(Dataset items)
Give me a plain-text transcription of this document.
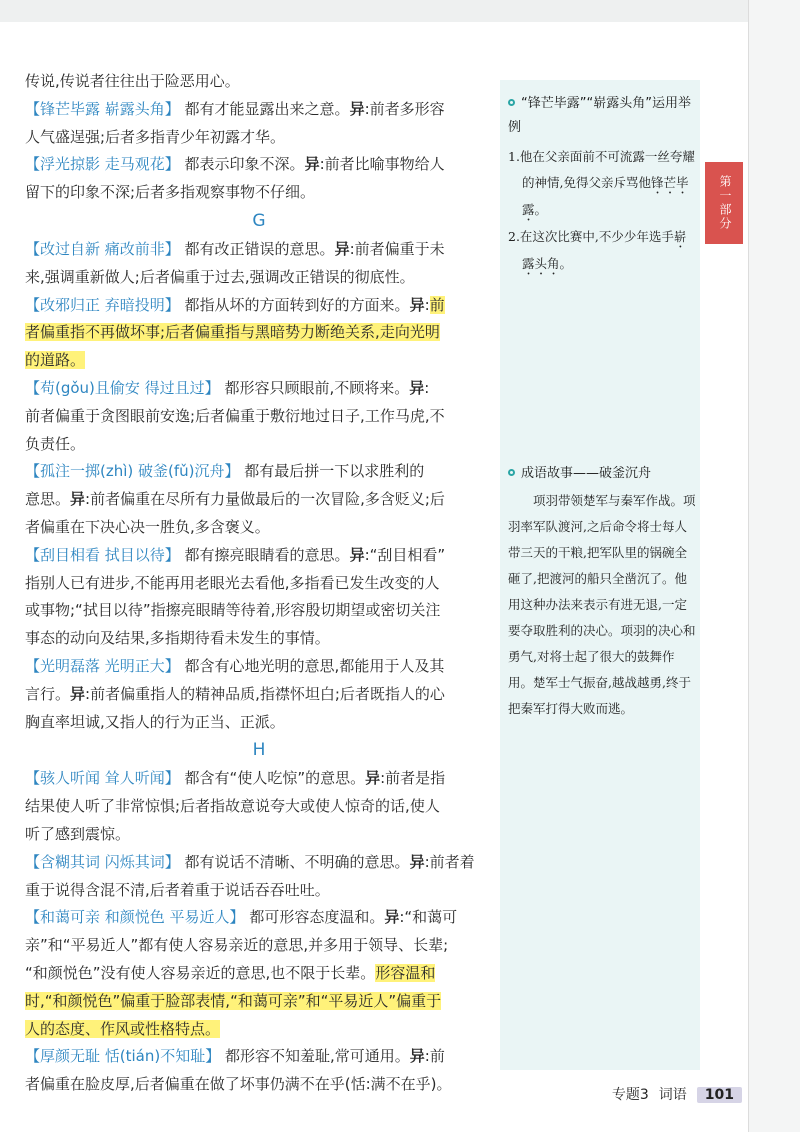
第一部分
传说,传说者往往出于险恶用心。
【锋芒毕露 崭露头角】 都有才能显露出来之意。异:前者多形容
人气盛逞强;后者多指青少年初露才华。
【浮光掠影 走马观花】 都表示印象不深。异:前者比喻事物给人
留下的印象不深;后者多指观察事物不仔细。
G
【改过自新 痛改前非】 都有改正错误的意思。异:前者偏重于未
来,强调重新做人;后者偏重于过去,强调改正错误的彻底性。
【改邪归正 弃暗投明】 都指从坏的方面转到好的方面来。异:前
者偏重指不再做坏事;后者偏重指与黑暗势力断绝关系,走向光明
的道路。
【苟(gǒu)且偷安 得过且过】 都形容只顾眼前,不顾将来。异:
前者偏重于贪图眼前安逸;后者偏重于敷衍地过日子,工作马虎,不
负责任。
【孤注一掷(zhì) 破釜(fǔ)沉舟】 都有最后拼一下以求胜利的
意思。异:前者偏重在尽所有力量做最后的一次冒险,多含贬义;后
者偏重在下决心决一胜负,多含褒义。
【刮目相看 拭目以待】 都有擦亮眼睛看的意思。异:“刮目相看”
指别人已有进步,不能再用老眼光去看他,多指看已发生改变的人
或事物;“拭目以待”指擦亮眼睛等待着,形容殷切期望或密切关注
事态的动向及结果,多指期待看未发生的事情。
【光明磊落 光明正大】 都含有心地光明的意思,都能用于人及其
言行。异:前者偏重指人的精神品质,指襟怀坦白;后者既指人的心
胸直率坦诚,又指人的行为正当、正派。
H
【骇人听闻 耸人听闻】 都含有“使人吃惊”的意思。异:前者是指
结果使人听了非常惊惧;后者指故意说夸大或使人惊奇的话,使人
听了感到震惊。
【含糊其词 闪烁其词】 都有说话不清晰、不明确的意思。异:前者着
重于说得含混不清,后者着重于说话吞吞吐吐。
【和蔼可亲 和颜悦色 平易近人】 都可形容态度温和。异:“和蔼可
亲”和“平易近人”都有使人容易亲近的意思,并多用于领导、长辈;
“和颜悦色”没有使人容易亲近的意思,也不限于长辈。形容温和
时,“和颜悦色”偏重于脸部表情,“和蔼可亲”和“平易近人”偏重于
人的态度、作风或性格特点。
【厚颜无耻 恬(tián)不知耻】 都形容不知羞耻,常可通用。异:前
者偏重在脸皮厚,后者偏重在做了坏事仍满不在乎(恬:满不在乎)。
“锋芒毕露”“崭露头角”运用举例
1.他在父亲面前不可流露一丝夸耀的神情,免得父亲斥骂他锋芒毕露。
2.在这次比赛中,不少少年选手崭露头角。
成语故事——破釜沉舟
项羽带领楚军与秦军作战。项羽率军队渡河,之后命令将士每人带三天的干粮,把军队里的锅碗全砸了,把渡河的船只全凿沉了。他用这种办法来表示有进无退,一定要夺取胜利的决心。项羽的决心和勇气,对将士起了很大的鼓舞作用。楚军士气振奋,越战越勇,终于把秦军打得大败而逃。
专题3 词语 101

**Do this**
Each entry gets copied exactly; the pictures stay out.

**Answer to this task**
Give me a plain-text transcription of this document.
第一部分
传说,传说者往往出于险恶用心。
【锋芒毕露 崭露头角】 都有才能显露出来之意。异:前者多形容
人气盛逞强;后者多指青少年初露才华。
【浮光掠影 走马观花】 都表示印象不深。异:前者比喻事物给人
留下的印象不深;后者多指观察事物不仔细。
G
【改过自新 痛改前非】 都有改正错误的意思。异:前者偏重于未
来,强调重新做人;后者偏重于过去,强调改正错误的彻底性。
【改邪归正 弃暗投明】 都指从坏的方面转到好的方面来。异:前
者偏重指不再做坏事;后者偏重指与黑暗势力断绝关系,走向光明
的道路。
【苟(gǒu)且偷安 得过且过】 都形容只顾眼前,不顾将来。异:
前者偏重于贪图眼前安逸;后者偏重于敷衍地过日子,工作马虎,不
负责任。
【孤注一掷(zhì) 破釜(fǔ)沉舟】 都有最后拼一下以求胜利的
意思。异:前者偏重在尽所有力量做最后的一次冒险,多含贬义;后
者偏重在下决心决一胜负,多含褒义。
【刮目相看 拭目以待】 都有擦亮眼睛看的意思。异:“刮目相看”
指别人已有进步,不能再用老眼光去看他,多指看已发生改变的人
或事物;“拭目以待”指擦亮眼睛等待着,形容殷切期望或密切关注
事态的动向及结果,多指期待看未发生的事情。
【光明磊落 光明正大】 都含有心地光明的意思,都能用于人及其
言行。异:前者偏重指人的精神品质,指襟怀坦白;后者既指人的心
胸直率坦诚,又指人的行为正当、正派。
H
【骇人听闻 耸人听闻】 都含有“使人吃惊”的意思。异:前者是指
结果使人听了非常惊惧;后者指故意说夸大或使人惊奇的话,使人
听了感到震惊。
【含糊其词 闪烁其词】 都有说话不清晰、不明确的意思。异:前者着
重于说得含混不清,后者着重于说话吞吞吐吐。
【和蔼可亲 和颜悦色 平易近人】 都可形容态度温和。异:“和蔼可
亲”和“平易近人”都有使人容易亲近的意思,并多用于领导、长辈;
“和颜悦色”没有使人容易亲近的意思,也不限于长辈。形容温和
时,“和颜悦色”偏重于脸部表情,“和蔼可亲”和“平易近人”偏重于
人的态度、作风或性格特点。
【厚颜无耻 恬(tián)不知耻】 都形容不知羞耻,常可通用。异:前
者偏重在脸皮厚,后者偏重在做了坏事仍满不在乎(恬:满不在乎)。
“锋芒毕露”“崭露头角”运用举例
1.他在父亲面前不可流露一丝夸耀的神情,免得父亲斥骂他锋芒毕露。
2.在这次比赛中,不少少年选手崭露头角。
成语故事——破釜沉舟
项羽带领楚军与秦军作战。项羽率军队渡河,之后命令将士每人带三天的干粮,把军队里的锅碗全砸了,把渡河的船只全凿沉了。他用这种办法来表示有进无退,一定要夺取胜利的决心。项羽的决心和勇气,对将士起了很大的鼓舞作用。楚军士气振奋,越战越勇,终于把秦军打得大败而逃。
专题3 词语 101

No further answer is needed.